*WHAT YOU ARE ASKED TO DO*: Only lines holding the string "test" are wanted; copy each one from the material.

Stored data entries
• • • • • • •

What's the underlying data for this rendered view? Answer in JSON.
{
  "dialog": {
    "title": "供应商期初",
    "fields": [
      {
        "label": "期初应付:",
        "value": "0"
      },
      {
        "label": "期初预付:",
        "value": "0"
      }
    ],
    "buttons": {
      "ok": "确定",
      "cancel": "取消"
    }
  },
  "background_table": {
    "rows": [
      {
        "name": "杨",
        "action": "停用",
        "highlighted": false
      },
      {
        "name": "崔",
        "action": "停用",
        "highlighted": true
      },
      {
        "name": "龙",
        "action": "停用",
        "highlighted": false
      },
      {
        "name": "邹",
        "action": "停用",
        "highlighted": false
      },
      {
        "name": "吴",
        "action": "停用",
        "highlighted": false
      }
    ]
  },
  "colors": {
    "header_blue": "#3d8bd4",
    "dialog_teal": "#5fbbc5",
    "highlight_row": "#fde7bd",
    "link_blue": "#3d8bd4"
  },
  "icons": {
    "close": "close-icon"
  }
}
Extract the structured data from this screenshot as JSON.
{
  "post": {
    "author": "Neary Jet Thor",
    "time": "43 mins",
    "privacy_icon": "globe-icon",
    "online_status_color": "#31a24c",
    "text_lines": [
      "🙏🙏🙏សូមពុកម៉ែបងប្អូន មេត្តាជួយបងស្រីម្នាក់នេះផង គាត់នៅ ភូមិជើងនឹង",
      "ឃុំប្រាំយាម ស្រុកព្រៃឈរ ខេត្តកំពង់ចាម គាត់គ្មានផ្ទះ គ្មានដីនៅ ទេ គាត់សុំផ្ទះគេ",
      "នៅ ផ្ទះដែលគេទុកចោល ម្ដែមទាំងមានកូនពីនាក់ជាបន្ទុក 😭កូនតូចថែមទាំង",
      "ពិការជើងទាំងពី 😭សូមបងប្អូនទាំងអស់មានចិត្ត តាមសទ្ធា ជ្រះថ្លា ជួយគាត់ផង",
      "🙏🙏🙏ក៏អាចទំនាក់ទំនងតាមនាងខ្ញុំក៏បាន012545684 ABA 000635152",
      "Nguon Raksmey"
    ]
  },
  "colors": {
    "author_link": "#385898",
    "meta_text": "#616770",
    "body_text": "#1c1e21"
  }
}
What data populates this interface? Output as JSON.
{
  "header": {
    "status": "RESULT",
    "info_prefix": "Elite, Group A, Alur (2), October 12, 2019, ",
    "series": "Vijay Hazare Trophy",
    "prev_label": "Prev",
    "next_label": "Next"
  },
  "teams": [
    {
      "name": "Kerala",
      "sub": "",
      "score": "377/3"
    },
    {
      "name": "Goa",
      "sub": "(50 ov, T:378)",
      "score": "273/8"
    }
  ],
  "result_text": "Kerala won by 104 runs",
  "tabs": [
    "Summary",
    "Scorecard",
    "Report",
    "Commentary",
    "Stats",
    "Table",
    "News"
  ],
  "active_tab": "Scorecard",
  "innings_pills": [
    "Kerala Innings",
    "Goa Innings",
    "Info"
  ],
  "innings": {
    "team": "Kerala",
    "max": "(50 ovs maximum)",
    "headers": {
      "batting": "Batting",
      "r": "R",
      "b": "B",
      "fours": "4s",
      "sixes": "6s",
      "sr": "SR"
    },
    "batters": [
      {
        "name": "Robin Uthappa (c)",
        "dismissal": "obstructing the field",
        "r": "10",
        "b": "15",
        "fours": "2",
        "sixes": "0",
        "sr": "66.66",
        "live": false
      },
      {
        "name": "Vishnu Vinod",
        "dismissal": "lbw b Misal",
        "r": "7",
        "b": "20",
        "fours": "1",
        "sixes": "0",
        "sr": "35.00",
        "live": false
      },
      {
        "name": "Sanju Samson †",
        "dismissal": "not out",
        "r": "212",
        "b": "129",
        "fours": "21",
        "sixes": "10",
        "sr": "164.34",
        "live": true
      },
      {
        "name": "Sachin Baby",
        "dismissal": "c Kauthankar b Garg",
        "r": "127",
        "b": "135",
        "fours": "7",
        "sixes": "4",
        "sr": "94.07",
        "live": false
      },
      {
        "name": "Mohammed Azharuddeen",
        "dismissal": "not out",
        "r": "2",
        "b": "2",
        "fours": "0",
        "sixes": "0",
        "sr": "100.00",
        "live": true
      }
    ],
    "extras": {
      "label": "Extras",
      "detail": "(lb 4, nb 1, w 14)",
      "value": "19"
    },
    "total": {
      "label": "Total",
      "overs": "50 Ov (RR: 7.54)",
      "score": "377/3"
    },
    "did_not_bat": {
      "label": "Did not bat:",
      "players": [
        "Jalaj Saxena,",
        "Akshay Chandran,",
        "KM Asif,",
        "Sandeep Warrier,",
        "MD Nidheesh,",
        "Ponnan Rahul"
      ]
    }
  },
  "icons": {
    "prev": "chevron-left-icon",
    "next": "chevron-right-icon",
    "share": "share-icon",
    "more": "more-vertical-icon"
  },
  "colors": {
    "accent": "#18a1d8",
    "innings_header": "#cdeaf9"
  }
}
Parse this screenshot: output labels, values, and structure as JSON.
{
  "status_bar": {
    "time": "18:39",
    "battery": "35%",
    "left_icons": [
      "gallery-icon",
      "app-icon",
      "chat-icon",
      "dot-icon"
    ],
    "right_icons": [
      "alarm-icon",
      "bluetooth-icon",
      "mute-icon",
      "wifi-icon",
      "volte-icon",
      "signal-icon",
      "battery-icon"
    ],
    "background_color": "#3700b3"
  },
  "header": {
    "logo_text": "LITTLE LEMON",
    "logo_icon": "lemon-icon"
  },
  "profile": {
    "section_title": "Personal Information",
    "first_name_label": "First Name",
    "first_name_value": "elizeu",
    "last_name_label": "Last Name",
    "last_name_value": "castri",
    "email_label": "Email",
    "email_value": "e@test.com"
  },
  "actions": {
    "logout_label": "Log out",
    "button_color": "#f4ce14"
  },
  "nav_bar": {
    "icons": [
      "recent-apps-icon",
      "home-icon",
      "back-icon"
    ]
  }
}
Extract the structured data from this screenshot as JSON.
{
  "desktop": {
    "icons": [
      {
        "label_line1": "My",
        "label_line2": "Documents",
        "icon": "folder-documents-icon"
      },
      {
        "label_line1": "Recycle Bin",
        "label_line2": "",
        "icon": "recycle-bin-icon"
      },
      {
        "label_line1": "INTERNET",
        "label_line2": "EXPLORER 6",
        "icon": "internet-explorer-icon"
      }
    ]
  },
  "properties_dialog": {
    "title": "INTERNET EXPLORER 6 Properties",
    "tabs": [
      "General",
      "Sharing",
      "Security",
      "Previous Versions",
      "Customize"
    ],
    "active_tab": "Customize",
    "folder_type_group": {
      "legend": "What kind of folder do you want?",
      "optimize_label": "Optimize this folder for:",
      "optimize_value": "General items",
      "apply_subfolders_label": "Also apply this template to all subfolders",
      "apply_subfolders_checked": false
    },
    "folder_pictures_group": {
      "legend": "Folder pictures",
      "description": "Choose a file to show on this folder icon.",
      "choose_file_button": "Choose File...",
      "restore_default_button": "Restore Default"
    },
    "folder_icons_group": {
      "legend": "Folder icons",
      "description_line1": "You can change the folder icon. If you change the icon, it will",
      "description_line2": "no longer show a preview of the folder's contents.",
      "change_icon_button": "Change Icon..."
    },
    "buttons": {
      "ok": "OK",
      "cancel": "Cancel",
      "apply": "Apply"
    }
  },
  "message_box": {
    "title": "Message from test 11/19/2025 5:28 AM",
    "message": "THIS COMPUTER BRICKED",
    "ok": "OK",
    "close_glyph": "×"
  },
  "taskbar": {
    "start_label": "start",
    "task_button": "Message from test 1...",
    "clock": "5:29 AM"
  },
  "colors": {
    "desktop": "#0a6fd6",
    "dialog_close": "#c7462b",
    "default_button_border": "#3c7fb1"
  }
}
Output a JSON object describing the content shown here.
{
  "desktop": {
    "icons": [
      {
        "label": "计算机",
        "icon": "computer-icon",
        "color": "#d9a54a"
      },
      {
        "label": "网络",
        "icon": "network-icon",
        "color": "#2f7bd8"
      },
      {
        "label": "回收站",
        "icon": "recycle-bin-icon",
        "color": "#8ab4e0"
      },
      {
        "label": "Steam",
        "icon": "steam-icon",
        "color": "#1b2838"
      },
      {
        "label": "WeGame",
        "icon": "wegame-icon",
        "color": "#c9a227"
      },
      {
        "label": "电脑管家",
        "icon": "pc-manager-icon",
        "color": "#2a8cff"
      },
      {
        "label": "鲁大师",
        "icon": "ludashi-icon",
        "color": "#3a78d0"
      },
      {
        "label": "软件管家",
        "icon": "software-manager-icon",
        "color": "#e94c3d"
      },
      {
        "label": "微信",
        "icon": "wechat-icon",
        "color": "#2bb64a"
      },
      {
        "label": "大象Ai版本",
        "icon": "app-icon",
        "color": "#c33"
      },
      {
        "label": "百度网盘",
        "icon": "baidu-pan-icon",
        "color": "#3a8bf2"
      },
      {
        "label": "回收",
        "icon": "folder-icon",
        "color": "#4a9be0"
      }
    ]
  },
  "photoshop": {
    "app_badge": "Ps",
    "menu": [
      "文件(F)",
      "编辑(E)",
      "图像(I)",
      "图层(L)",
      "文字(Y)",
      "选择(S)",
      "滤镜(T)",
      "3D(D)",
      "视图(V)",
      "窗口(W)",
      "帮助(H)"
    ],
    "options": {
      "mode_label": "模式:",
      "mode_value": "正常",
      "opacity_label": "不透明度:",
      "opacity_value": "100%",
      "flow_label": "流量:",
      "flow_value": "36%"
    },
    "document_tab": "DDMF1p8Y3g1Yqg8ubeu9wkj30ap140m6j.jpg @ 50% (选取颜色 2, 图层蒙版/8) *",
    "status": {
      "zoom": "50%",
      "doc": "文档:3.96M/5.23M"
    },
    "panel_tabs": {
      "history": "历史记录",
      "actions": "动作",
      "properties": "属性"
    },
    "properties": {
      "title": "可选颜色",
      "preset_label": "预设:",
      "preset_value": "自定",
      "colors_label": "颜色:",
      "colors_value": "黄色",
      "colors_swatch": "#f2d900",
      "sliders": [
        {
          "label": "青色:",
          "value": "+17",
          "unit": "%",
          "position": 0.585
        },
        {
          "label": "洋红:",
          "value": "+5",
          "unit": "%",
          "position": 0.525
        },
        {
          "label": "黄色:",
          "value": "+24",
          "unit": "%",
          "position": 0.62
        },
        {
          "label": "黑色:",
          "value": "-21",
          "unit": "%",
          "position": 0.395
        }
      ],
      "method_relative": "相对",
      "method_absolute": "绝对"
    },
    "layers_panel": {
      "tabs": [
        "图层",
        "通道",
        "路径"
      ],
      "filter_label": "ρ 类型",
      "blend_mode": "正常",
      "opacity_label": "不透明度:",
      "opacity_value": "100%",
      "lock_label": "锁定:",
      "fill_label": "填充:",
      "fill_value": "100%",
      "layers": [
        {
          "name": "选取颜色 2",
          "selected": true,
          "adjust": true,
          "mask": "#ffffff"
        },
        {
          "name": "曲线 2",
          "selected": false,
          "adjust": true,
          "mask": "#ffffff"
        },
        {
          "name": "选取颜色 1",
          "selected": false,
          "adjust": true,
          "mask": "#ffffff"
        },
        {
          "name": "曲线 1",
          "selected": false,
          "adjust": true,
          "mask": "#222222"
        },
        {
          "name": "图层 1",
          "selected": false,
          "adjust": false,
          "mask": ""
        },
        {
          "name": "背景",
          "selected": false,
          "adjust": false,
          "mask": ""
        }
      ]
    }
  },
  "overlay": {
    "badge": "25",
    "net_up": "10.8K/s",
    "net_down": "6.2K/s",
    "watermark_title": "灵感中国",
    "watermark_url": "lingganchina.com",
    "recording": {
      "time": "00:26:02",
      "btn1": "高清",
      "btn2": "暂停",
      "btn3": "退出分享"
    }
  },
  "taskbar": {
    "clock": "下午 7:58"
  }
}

• • • • • • •

*SOLUTION TO THIS PROBLEM*:
    "email_value": "e@test.com"
    "title": "Message from test 11/19/2025 5:28 AM",
    "task_button": "Message from test 1...",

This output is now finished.